REQUIRED TASK:
Exclude images, then output the remaining data verbatim.

Extracted data entries:
****

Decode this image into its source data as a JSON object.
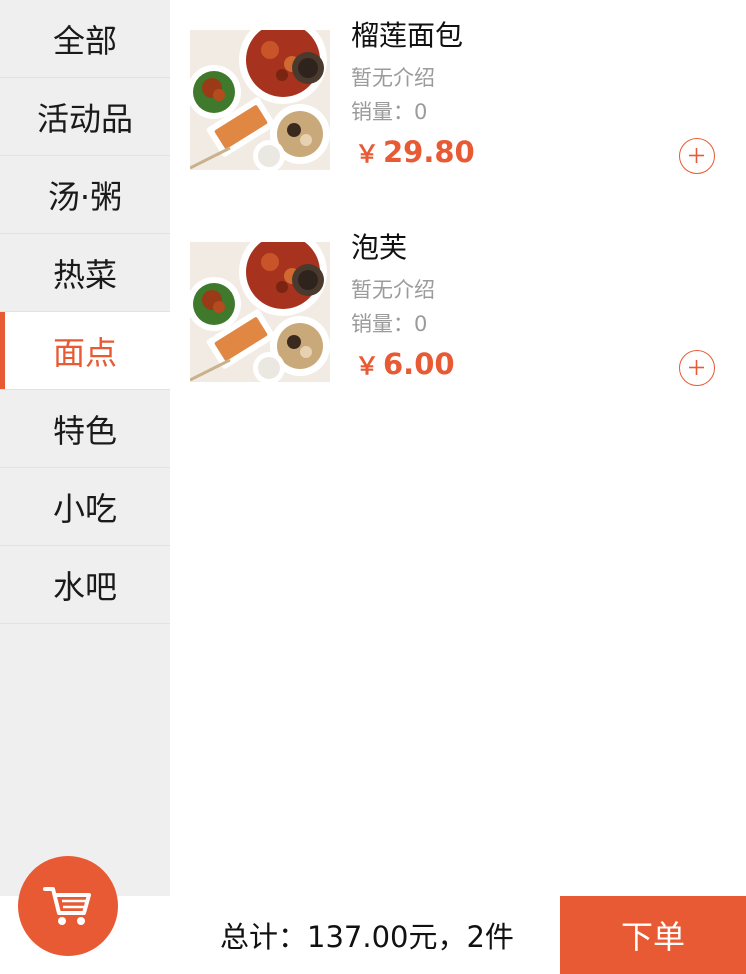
{
  "accent_color": "#e85a33",
  "sidebar": {
    "items": [
      {
        "label": "全部",
        "active": false
      },
      {
        "label": "活动品",
        "active": false
      },
      {
        "label": "汤·粥",
        "active": false
      },
      {
        "label": "热菜",
        "active": false
      },
      {
        "label": "面点",
        "active": true
      },
      {
        "label": "特色",
        "active": false
      },
      {
        "label": "小吃",
        "active": false
      },
      {
        "label": "水吧",
        "active": false
      }
    ]
  },
  "products": [
    {
      "name": "榴莲面包",
      "description": "暂无介绍",
      "sales": "销量：0",
      "currency": "￥",
      "price": "29.80",
      "image_icon": "food-platter-image",
      "add_icon": "plus-circle-icon"
    },
    {
      "name": "泡芙",
      "description": "暂无介绍",
      "sales": "销量：0",
      "currency": "￥",
      "price": "6.00",
      "image_icon": "food-platter-image",
      "add_icon": "plus-circle-icon"
    }
  ],
  "footer": {
    "total": "总计：137.00元，2件",
    "order_label": "下单",
    "cart_icon": "shopping-cart-icon"
  }
}
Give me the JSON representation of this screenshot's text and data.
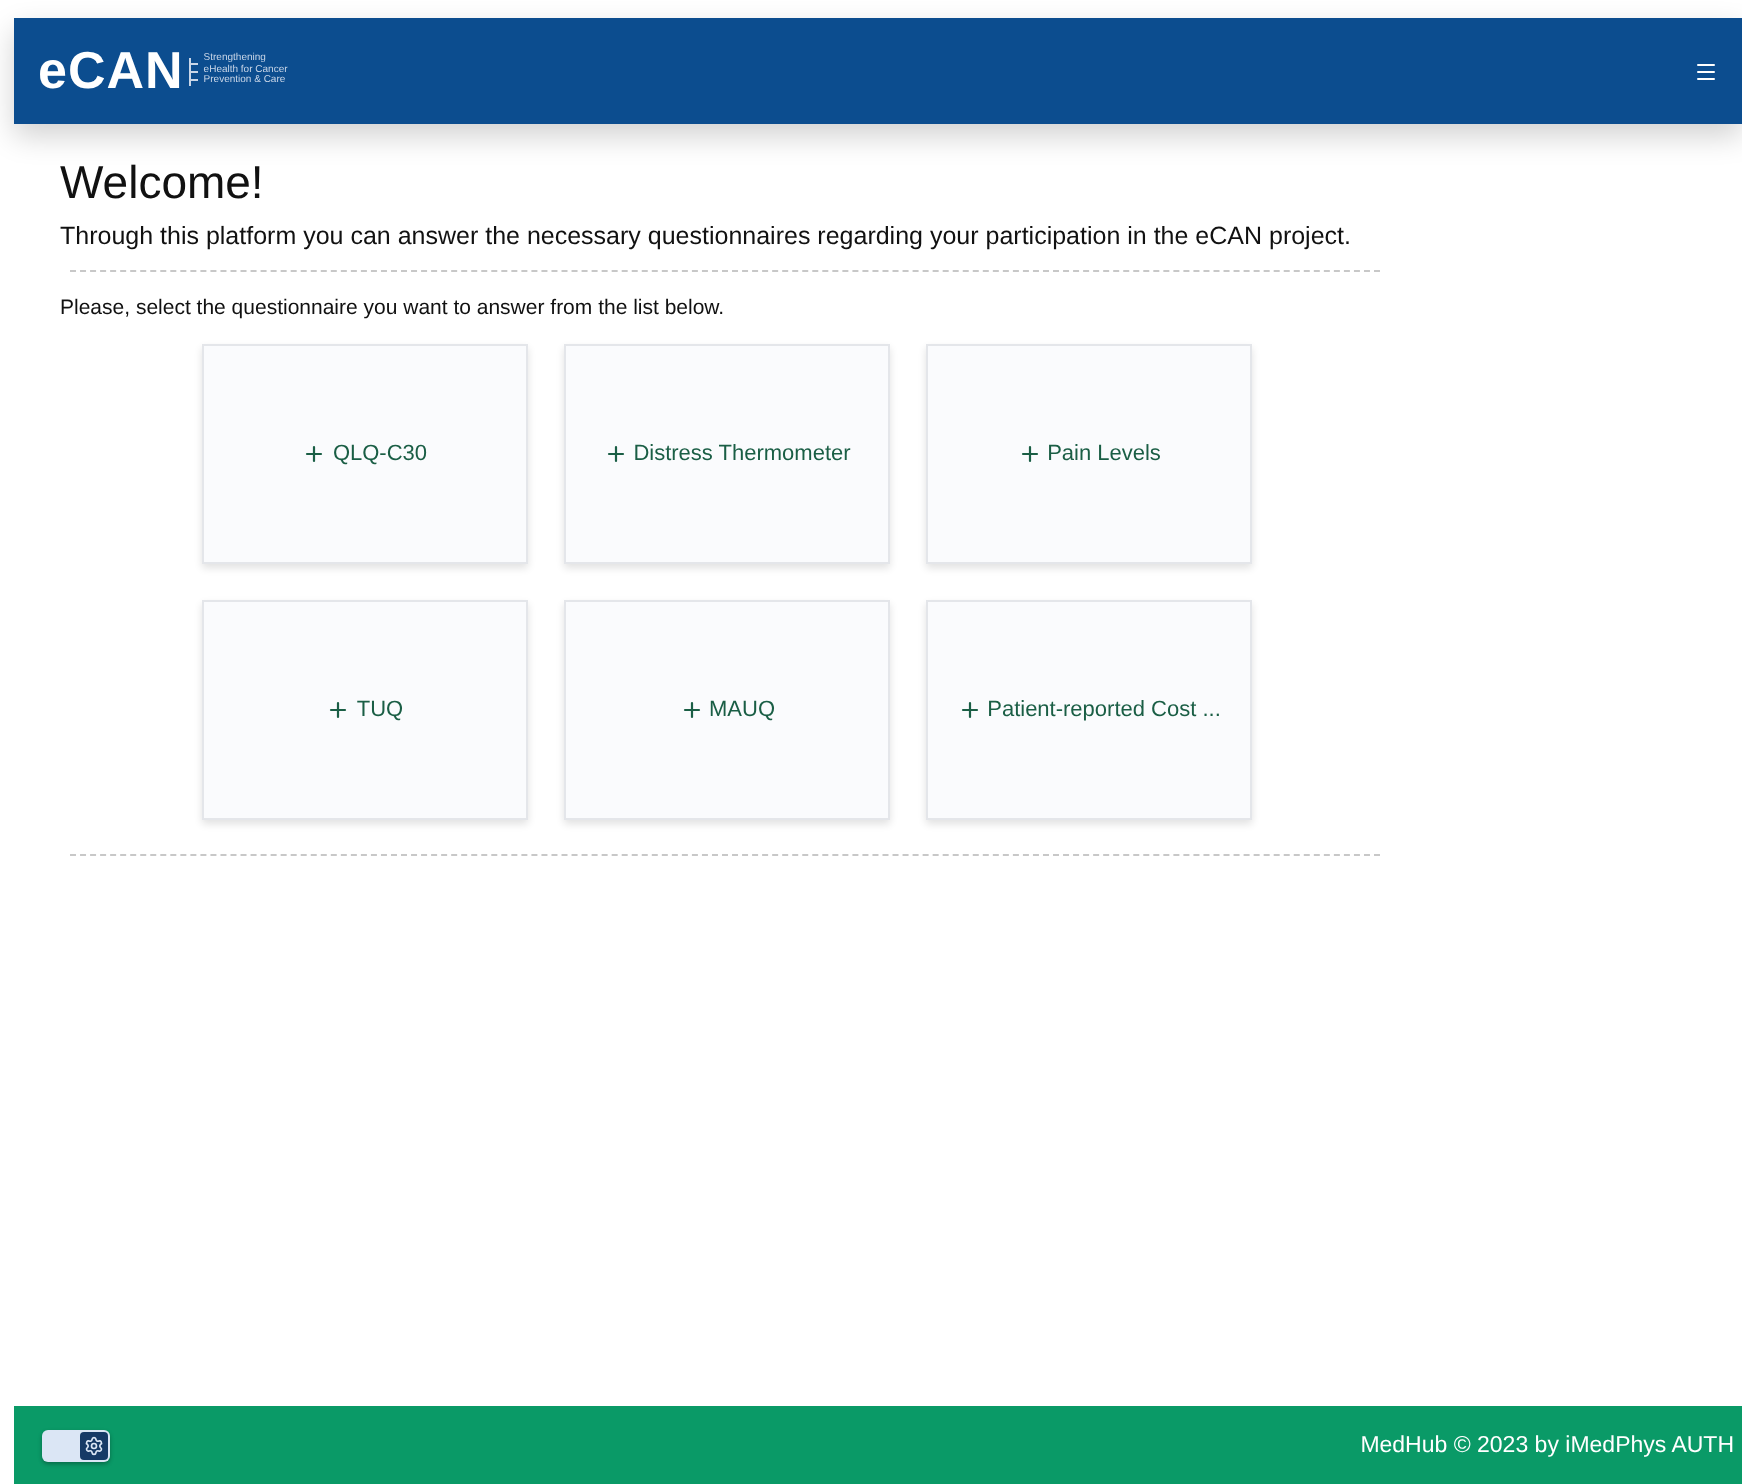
{
  "header": {
    "logo": "eCAN",
    "tagline": [
      "Strengthening",
      "eHealth for Cancer",
      "Prevention & Care"
    ]
  },
  "main": {
    "title": "Welcome!",
    "intro": "Through this platform you can answer the necessary questionnaires regarding your participation in the eCAN project.",
    "instruction": "Please, select the questionnaire you want to answer from the list below.",
    "questionnaires": [
      {
        "label": "QLQ-C30"
      },
      {
        "label": "Distress Thermometer"
      },
      {
        "label": "Pain Levels"
      },
      {
        "label": "TUQ"
      },
      {
        "label": "MAUQ"
      },
      {
        "label": "Patient-reported Cost ..."
      }
    ]
  },
  "footer": {
    "theme_toggle": {
      "on": true
    },
    "credit": "MedHub © 2023 by iMedPhys AUTH"
  }
}
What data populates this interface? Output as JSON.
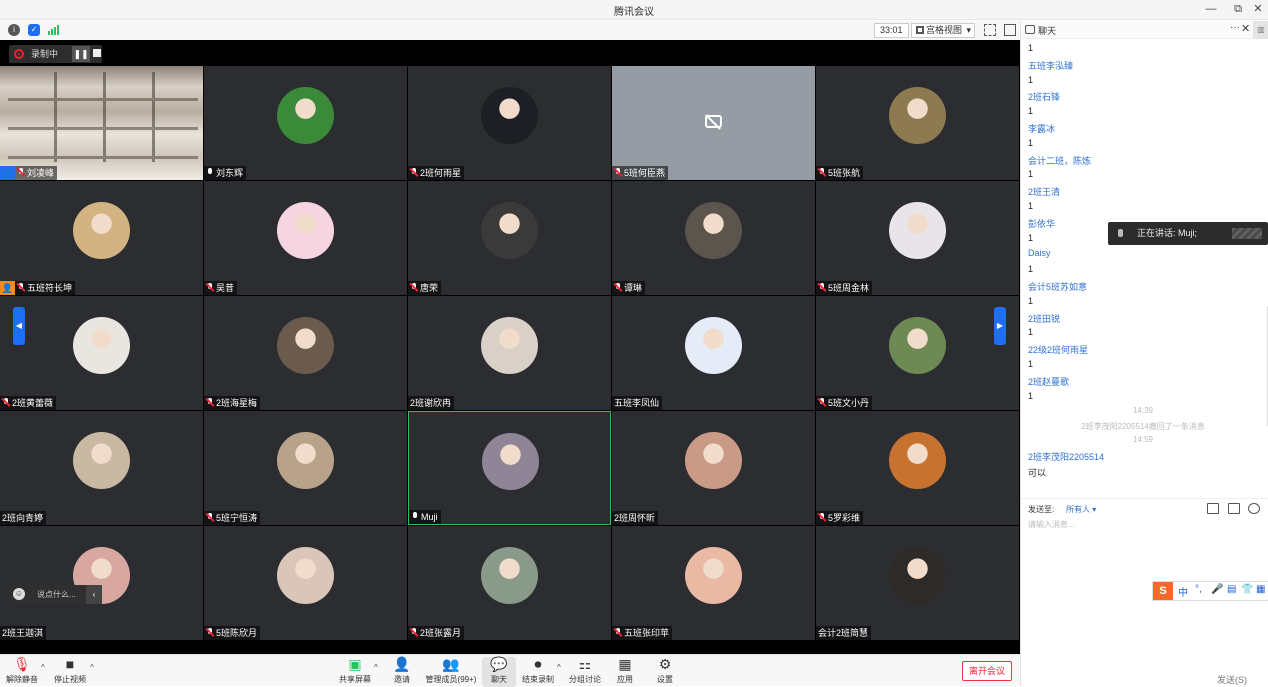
{
  "window": {
    "title": "腾讯会议"
  },
  "topbar": {
    "timer": "33:01",
    "view_label": "宫格视图",
    "icons": [
      "info-icon",
      "shield-icon",
      "signal-icon",
      "fullscreen-icon",
      "sidebar-icon"
    ]
  },
  "recording": {
    "label": "录制中",
    "pause_label": "❚❚"
  },
  "tiles": [
    {
      "name": "刘凌峰",
      "mic": "muted",
      "host": true,
      "host_color": "#1e6ff2",
      "bg": "photo"
    },
    {
      "name": "刘东辉",
      "mic": "on",
      "avatar_color": "#3b8a3a"
    },
    {
      "name": "2班何雨星",
      "mic": "muted",
      "avatar_color": "#1d1f24"
    },
    {
      "name": "5班何臣燕",
      "mic": "muted",
      "nocam": true
    },
    {
      "name": "5班张航",
      "mic": "muted",
      "avatar_color": "#8e7a50"
    },
    {
      "name": "五班符长坤",
      "mic": "muted",
      "host": true,
      "host_color": "#f28a1e",
      "avatar_color": "#d4b382"
    },
    {
      "name": "吴昔",
      "mic": "muted",
      "avatar_color": "#f7d5e0"
    },
    {
      "name": "唐荣",
      "mic": "muted",
      "avatar_color": "#3a3a3a"
    },
    {
      "name": "谭琳",
      "mic": "muted",
      "avatar_color": "#5c554e"
    },
    {
      "name": "5班周金林",
      "mic": "muted",
      "avatar_color": "#e8e4ea"
    },
    {
      "name": "2班黄蕾薇",
      "mic": "muted",
      "avatar_color": "#e9e6e2"
    },
    {
      "name": "2班海星梅",
      "mic": "muted",
      "avatar_color": "#6b5b4c"
    },
    {
      "name": "2班谢欣冉",
      "mic": "",
      "avatar_color": "#d9d0c8"
    },
    {
      "name": "五班李凤仙",
      "mic": "",
      "avatar_color": "#e6ecf7"
    },
    {
      "name": "5班文小丹",
      "mic": "muted",
      "avatar_color": "#6d8a54"
    },
    {
      "name": "2班向青婷",
      "mic": "",
      "avatar_color": "#c9b9a3"
    },
    {
      "name": "5班宁恒涛",
      "mic": "muted",
      "avatar_color": "#b8a38a"
    },
    {
      "name": "Muji",
      "mic": "on",
      "active": true,
      "avatar_color": "#8f8596"
    },
    {
      "name": "2班周怀昕",
      "mic": "",
      "avatar_color": "#c99a86"
    },
    {
      "name": "5罗彩维",
      "mic": "muted",
      "avatar_color": "#c8722f"
    },
    {
      "name": "2班王迦淇",
      "mic": "",
      "avatar_color": "#d8a8a0"
    },
    {
      "name": "5班陈欣月",
      "mic": "muted",
      "avatar_color": "#d9c6b8"
    },
    {
      "name": "2班张露月",
      "mic": "muted",
      "avatar_color": "#8a9a8a"
    },
    {
      "name": "五班张印苹",
      "mic": "muted",
      "avatar_color": "#e9b9a4"
    },
    {
      "name": "会计2班简慧",
      "mic": "",
      "avatar_color": "#2d2a28"
    }
  ],
  "bubble": {
    "placeholder": "说点什么..."
  },
  "speaking": {
    "text": "正在讲话: Muji;"
  },
  "toolbar": {
    "unmute": "解除静音",
    "stop_video": "停止视频",
    "share": "共享屏幕",
    "invite": "邀请",
    "members": "管理成员(99+)",
    "chat": "聊天",
    "end_record": "结束录制",
    "breakout": "分组讨论",
    "apps": "应用",
    "settings": "设置",
    "leave": "离开会议"
  },
  "chat": {
    "title": "聊天",
    "messages": [
      {
        "type": "text",
        "text": "1"
      },
      {
        "type": "sender",
        "text": "五班李泓臻"
      },
      {
        "type": "text",
        "text": "1"
      },
      {
        "type": "sender",
        "text": "2班石锋"
      },
      {
        "type": "text",
        "text": "1"
      },
      {
        "type": "sender",
        "text": "李露冰"
      },
      {
        "type": "text",
        "text": "1"
      },
      {
        "type": "sender",
        "text": "会计二班，陈炼"
      },
      {
        "type": "text",
        "text": "1"
      },
      {
        "type": "sender",
        "text": "2班王清"
      },
      {
        "type": "text",
        "text": "1"
      },
      {
        "type": "sender",
        "text": "彭依华"
      },
      {
        "type": "text",
        "text": "1"
      },
      {
        "type": "sender",
        "text": "Daisy"
      },
      {
        "type": "text",
        "text": "1"
      },
      {
        "type": "sender",
        "text": "会计5班苏如意"
      },
      {
        "type": "text",
        "text": "1"
      },
      {
        "type": "sender",
        "text": "2班田锐"
      },
      {
        "type": "text",
        "text": "1"
      },
      {
        "type": "sender",
        "text": "22级2班何雨星"
      },
      {
        "type": "text",
        "text": "1"
      },
      {
        "type": "sender",
        "text": "2班赵蔓歌"
      },
      {
        "type": "text",
        "text": "1"
      },
      {
        "type": "system",
        "text": "14:39"
      },
      {
        "type": "system",
        "text": "2班李茂阳2205514撤回了一条消息"
      },
      {
        "type": "system",
        "text": "14:59"
      },
      {
        "type": "sender",
        "text": "2班李茂阳2205514"
      },
      {
        "type": "text",
        "text": "可以"
      }
    ],
    "send_to_label": "发送至:",
    "send_to_value": "所有人 ▾",
    "input_placeholder": "请输入消息...",
    "ime_logo": "S",
    "ime_keys": [
      "中",
      "°,",
      "🎤",
      "▤",
      "👕",
      "▦"
    ],
    "send_button": "发送(S)"
  }
}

****

EXPECTED ANSWER:
Decode this image into its source data as a JSON object.
{
  "accent_color": "#e85a33",
  "sidebar": {
    "items": [
      {
        "label": "全部",
        "active": false
      },
      {
        "label": "活动品",
        "active": false
      },
      {
        "label": "汤·粥",
        "active": false
      },
      {
        "label": "热菜",
        "active": false
      },
      {
        "label": "面点",
        "active": true
      },
      {
        "label": "特色",
        "active": false
      },
      {
        "label": "小吃",
        "active": false
      },
      {
        "label": "水吧",
        "active": false
      }
    ]
  },
  "products": [
    {
      "name": "榴莲面包",
      "description": "暂无介绍",
      "sales": "销量：0",
      "currency": "￥",
      "price": "29.80",
      "image_icon": "food-platter-image",
      "add_icon": "plus-circle-icon"
    },
    {
      "name": "泡芙",
      "description": "暂无介绍",
      "sales": "销量：0",
      "currency": "￥",
      "price": "6.00",
      "image_icon": "food-platter-image",
      "add_icon": "plus-circle-icon"
    }
  ],
  "footer": {
    "total": "总计：137.00元，2件",
    "order_label": "下单",
    "cart_icon": "shopping-cart-icon"
  }
}
Give me the JSON representation of this screenshot's text and data.
{
  "header": {
    "logo": "eCAN",
    "tagline": [
      "Strengthening",
      "eHealth for Cancer",
      "Prevention & Care"
    ]
  },
  "main": {
    "title": "Welcome!",
    "intro": "Through this platform you can answer the necessary questionnaires regarding your participation in the eCAN project.",
    "instruction": "Please, select the questionnaire you want to answer from the list below.",
    "questionnaires": [
      {
        "label": "QLQ-C30"
      },
      {
        "label": "Distress Thermometer"
      },
      {
        "label": "Pain Levels"
      },
      {
        "label": "TUQ"
      },
      {
        "label": "MAUQ"
      },
      {
        "label": "Patient-reported Cost ..."
      }
    ]
  },
  "footer": {
    "theme_toggle": {
      "on": true
    },
    "credit": "MedHub © 2023 by iMedPhys AUTH"
  }
}
What data populates this interface? Output as JSON.
{
  "window": {
    "title": "腾讯会议"
  },
  "topbar": {
    "timer": "33:01",
    "view_label": "宫格视图",
    "icons": [
      "info-icon",
      "shield-icon",
      "signal-icon",
      "fullscreen-icon",
      "sidebar-icon"
    ]
  },
  "recording": {
    "label": "录制中",
    "pause_label": "❚❚"
  },
  "tiles": [
    {
      "name": "刘凌峰",
      "mic": "muted",
      "host": true,
      "host_color": "#1e6ff2",
      "bg": "photo"
    },
    {
      "name": "刘东辉",
      "mic": "on",
      "avatar_color": "#3b8a3a"
    },
    {
      "name": "2班何雨星",
      "mic": "muted",
      "avatar_color": "#1d1f24"
    },
    {
      "name": "5班何臣燕",
      "mic": "muted",
      "nocam": true
    },
    {
      "name": "5班张航",
      "mic": "muted",
      "avatar_color": "#8e7a50"
    },
    {
      "name": "五班符长坤",
      "mic": "muted",
      "host": true,
      "host_color": "#f28a1e",
      "avatar_color": "#d4b382"
    },
    {
      "name": "吴昔",
      "mic": "muted",
      "avatar_color": "#f7d5e0"
    },
    {
      "name": "唐荣",
      "mic": "muted",
      "avatar_color": "#3a3a3a"
    },
    {
      "name": "谭琳",
      "mic": "muted",
      "avatar_color": "#5c554e"
    },
    {
      "name": "5班周金林",
      "mic": "muted",
      "avatar_color": "#e8e4ea"
    },
    {
      "name": "2班黄蕾薇",
      "mic": "muted",
      "avatar_color": "#e9e6e2"
    },
    {
      "name": "2班海星梅",
      "mic": "muted",
      "avatar_color": "#6b5b4c"
    },
    {
      "name": "2班谢欣冉",
      "mic": "",
      "avatar_color": "#d9d0c8"
    },
    {
      "name": "五班李凤仙",
      "mic": "",
      "avatar_color": "#e6ecf7"
    },
    {
      "name": "5班文小丹",
      "mic": "muted",
      "avatar_color": "#6d8a54"
    },
    {
      "name": "2班向青婷",
      "mic": "",
      "avatar_color": "#c9b9a3"
    },
    {
      "name": "5班宁恒涛",
      "mic": "muted",
      "avatar_color": "#b8a38a"
    },
    {
      "name": "Muji",
      "mic": "on",
      "active": true,
      "avatar_color": "#8f8596"
    },
    {
      "name": "2班周怀昕",
      "mic": "",
      "avatar_color": "#c99a86"
    },
    {
      "name": "5罗彩维",
      "mic": "muted",
      "avatar_color": "#c8722f"
    },
    {
      "name": "2班王迦淇",
      "mic": "",
      "avatar_color": "#d8a8a0"
    },
    {
      "name": "5班陈欣月",
      "mic": "muted",
      "avatar_color": "#d9c6b8"
    },
    {
      "name": "2班张露月",
      "mic": "muted",
      "avatar_color": "#8a9a8a"
    },
    {
      "name": "五班张印苹",
      "mic": "muted",
      "avatar_color": "#e9b9a4"
    },
    {
      "name": "会计2班简慧",
      "mic": "",
      "avatar_color": "#2d2a28"
    }
  ],
  "bubble": {
    "placeholder": "说点什么..."
  },
  "speaking": {
    "text": "正在讲话: Muji;"
  },
  "toolbar": {
    "unmute": "解除静音",
    "stop_video": "停止视频",
    "share": "共享屏幕",
    "invite": "邀请",
    "members": "管理成员(99+)",
    "chat": "聊天",
    "end_record": "结束录制",
    "breakout": "分组讨论",
    "apps": "应用",
    "settings": "设置",
    "leave": "离开会议"
  },
  "chat": {
    "title": "聊天",
    "messages": [
      {
        "type": "text",
        "text": "1"
      },
      {
        "type": "sender",
        "text": "五班李泓臻"
      },
      {
        "type": "text",
        "text": "1"
      },
      {
        "type": "sender",
        "text": "2班石锋"
      },
      {
        "type": "text",
        "text": "1"
      },
      {
        "type": "sender",
        "text": "李露冰"
      },
      {
        "type": "text",
        "text": "1"
      },
      {
        "type": "sender",
        "text": "会计二班，陈炼"
      },
      {
        "type": "text",
        "text": "1"
      },
      {
        "type": "sender",
        "text": "2班王清"
      },
      {
        "type": "text",
        "text": "1"
      },
      {
        "type": "sender",
        "text": "彭依华"
      },
      {
        "type": "text",
        "text": "1"
      },
      {
        "type": "sender",
        "text": "Daisy"
      },
      {
        "type": "text",
        "text": "1"
      },
      {
        "type": "sender",
        "text": "会计5班苏如意"
      },
      {
        "type": "text",
        "text": "1"
      },
      {
        "type": "sender",
        "text": "2班田锐"
      },
      {
        "type": "text",
        "text": "1"
      },
      {
        "type": "sender",
        "text": "22级2班何雨星"
      },
      {
        "type": "text",
        "text": "1"
      },
      {
        "type": "sender",
        "text": "2班赵蔓歌"
      },
      {
        "type": "text",
        "text": "1"
      },
      {
        "type": "system",
        "text": "14:39"
      },
      {
        "type": "system",
        "text": "2班李茂阳2205514撤回了一条消息"
      },
      {
        "type": "system",
        "text": "14:59"
      },
      {
        "type": "sender",
        "text": "2班李茂阳2205514"
      },
      {
        "type": "text",
        "text": "可以"
      }
    ],
    "send_to_label": "发送至:",
    "send_to_value": "所有人 ▾",
    "input_placeholder": "请输入消息...",
    "ime_logo": "S",
    "ime_keys": [
      "中",
      "°,",
      "🎤",
      "▤",
      "👕",
      "▦"
    ],
    "send_button": "发送(S)"
  }
}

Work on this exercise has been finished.